● **PASSAGE FOR REVIEW**
"""

Patients' recovery and non-recovery narratives after intravenous ketamine for treatment-resistant depression
Achtyes, E. D., Ahearn, E., Frye, M. A., Goes, F. S., Greden, J., Lapidos, A., Lopez-Vives, D., Parikh, S. V., Senic, I., Sera, C. E., Vande Voort, J. L., Vest, E.
This qualitative study (n=21) uses interviews to characterize participants' experiences of intravenous (IV) ketamine infusions for treatment-resistant depression. 43% of participants had experienced remission. Five of the non-remitters were characterized as having experienced partial recovery based on their subjective experience.

"""

● **Source data**

"""

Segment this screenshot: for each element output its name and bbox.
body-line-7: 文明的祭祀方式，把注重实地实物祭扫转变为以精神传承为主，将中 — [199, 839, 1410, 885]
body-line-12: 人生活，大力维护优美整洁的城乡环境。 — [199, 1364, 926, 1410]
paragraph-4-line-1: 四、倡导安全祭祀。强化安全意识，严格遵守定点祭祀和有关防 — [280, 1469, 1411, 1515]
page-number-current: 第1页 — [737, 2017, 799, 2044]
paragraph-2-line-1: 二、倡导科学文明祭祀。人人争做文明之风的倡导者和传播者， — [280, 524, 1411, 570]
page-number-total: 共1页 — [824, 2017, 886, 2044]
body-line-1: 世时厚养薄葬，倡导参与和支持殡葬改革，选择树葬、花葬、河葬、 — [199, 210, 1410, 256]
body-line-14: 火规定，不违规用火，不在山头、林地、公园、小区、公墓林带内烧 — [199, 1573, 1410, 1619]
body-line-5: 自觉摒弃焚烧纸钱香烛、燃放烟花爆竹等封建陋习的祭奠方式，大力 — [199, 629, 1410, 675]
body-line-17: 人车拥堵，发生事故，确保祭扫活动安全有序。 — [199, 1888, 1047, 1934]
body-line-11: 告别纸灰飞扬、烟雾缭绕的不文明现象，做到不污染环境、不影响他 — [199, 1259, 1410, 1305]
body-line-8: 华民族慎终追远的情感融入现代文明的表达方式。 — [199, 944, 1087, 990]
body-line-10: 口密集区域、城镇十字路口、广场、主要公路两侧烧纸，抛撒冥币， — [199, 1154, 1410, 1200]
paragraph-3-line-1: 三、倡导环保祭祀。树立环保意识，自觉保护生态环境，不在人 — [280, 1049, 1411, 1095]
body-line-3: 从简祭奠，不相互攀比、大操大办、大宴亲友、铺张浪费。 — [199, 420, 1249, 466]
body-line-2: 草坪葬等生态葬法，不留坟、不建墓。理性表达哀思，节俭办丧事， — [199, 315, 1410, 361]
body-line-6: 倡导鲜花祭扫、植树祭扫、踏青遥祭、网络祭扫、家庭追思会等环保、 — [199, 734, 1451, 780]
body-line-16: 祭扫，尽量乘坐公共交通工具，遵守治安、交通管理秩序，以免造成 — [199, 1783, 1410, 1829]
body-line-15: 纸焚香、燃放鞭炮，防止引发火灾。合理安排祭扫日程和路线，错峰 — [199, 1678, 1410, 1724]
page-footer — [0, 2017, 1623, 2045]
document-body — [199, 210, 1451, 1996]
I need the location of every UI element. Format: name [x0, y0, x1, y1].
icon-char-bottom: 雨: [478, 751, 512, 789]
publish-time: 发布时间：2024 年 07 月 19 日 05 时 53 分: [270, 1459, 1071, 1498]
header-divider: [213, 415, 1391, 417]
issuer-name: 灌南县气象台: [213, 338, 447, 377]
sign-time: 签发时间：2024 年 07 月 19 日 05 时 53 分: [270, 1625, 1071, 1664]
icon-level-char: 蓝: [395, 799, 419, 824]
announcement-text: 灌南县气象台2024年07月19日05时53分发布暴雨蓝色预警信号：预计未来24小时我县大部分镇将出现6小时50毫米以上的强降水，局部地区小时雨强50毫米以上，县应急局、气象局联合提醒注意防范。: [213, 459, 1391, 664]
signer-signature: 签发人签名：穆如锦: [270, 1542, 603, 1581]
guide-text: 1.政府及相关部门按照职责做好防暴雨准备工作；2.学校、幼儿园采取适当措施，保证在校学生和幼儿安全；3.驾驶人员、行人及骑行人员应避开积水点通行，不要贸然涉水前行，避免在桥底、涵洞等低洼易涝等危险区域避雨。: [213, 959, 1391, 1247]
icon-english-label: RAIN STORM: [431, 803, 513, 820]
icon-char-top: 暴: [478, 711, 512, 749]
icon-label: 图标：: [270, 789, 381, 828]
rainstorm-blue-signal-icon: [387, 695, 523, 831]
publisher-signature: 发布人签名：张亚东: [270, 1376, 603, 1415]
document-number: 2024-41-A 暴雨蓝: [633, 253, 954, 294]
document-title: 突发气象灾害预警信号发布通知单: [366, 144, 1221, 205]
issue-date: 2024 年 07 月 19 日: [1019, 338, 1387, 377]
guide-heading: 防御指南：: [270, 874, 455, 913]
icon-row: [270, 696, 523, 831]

"""

● **TASK STATEMENT**
Quote the ketamine study summary word for word, from "Patients' recovery and" to "their subjective experience.". You won't need the data for this.

● **SOLUTION TO THIS TASK**
Patients' recovery and non-recovery narratives after intravenous ketamine for treatment-resistant depression
Achtyes, E. D., Ahearn, E., Frye, M. A., Goes, F. S., Greden, J., Lapidos, A., Lopez-Vives, D., Parikh, S. V., Senic, I., Sera, C. E., Vande Voort, J. L., Vest, E.
This qualitative study (n=21) uses interviews to characterize participants' experiences of intravenous (IV) ketamine infusions for treatment-resistant depression. 43% of participants had experienced remission. Five of the non-remitters were characterized as having experienced partial recovery based on their subjective experience.